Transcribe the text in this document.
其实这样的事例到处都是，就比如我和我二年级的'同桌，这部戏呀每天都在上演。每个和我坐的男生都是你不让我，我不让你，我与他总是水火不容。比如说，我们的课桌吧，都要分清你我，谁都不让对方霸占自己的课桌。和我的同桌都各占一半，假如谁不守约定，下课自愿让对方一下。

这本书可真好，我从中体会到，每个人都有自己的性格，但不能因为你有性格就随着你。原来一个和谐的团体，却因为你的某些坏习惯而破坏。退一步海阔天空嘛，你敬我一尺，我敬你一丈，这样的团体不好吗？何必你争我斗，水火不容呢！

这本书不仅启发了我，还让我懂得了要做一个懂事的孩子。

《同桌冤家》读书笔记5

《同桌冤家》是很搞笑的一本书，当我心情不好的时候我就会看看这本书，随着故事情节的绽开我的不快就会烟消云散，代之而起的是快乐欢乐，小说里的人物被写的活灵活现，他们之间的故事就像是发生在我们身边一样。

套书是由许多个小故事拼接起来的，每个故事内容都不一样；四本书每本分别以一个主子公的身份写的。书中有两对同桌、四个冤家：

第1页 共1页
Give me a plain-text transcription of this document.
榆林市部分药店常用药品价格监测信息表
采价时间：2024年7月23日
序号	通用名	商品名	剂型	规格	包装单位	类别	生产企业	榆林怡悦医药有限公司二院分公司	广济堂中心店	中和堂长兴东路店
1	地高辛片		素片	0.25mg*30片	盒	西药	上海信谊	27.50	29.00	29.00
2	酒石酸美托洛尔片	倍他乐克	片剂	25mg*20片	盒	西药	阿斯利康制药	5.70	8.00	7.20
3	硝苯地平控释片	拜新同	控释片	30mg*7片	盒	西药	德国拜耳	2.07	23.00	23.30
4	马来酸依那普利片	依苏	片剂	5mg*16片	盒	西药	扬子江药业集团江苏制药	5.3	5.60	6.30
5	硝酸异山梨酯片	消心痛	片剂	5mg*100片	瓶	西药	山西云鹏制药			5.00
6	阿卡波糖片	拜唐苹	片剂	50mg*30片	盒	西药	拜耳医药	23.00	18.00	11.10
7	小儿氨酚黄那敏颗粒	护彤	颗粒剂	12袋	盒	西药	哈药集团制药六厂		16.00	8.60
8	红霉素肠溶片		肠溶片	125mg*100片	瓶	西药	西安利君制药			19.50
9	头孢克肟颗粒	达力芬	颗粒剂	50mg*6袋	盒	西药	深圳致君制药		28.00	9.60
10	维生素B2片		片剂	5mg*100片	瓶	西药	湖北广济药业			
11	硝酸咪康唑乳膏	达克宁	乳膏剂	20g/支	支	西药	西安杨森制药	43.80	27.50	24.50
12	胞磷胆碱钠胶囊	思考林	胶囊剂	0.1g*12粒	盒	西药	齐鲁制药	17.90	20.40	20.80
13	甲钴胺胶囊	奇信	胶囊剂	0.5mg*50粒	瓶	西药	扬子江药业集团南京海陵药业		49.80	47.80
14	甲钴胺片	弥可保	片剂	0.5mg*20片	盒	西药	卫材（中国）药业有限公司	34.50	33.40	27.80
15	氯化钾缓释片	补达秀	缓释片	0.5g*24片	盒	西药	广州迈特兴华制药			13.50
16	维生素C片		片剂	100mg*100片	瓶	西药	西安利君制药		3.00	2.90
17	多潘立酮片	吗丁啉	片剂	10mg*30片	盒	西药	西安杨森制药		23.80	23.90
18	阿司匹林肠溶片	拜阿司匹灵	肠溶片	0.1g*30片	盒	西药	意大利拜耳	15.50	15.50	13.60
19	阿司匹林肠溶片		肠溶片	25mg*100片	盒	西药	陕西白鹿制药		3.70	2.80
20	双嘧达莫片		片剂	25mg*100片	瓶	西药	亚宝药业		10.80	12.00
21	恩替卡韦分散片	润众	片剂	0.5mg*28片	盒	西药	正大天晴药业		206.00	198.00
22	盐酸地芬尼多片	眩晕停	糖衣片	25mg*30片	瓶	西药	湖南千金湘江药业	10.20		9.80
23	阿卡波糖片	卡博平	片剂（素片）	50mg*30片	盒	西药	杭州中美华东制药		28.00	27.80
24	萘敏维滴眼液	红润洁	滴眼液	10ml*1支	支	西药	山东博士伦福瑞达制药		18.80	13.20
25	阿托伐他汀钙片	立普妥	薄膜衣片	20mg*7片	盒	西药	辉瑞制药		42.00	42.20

[What is required]: Say how many lines in this listing hold the string "西安利君制药", giving the count and nothing more.

[Output below]: 2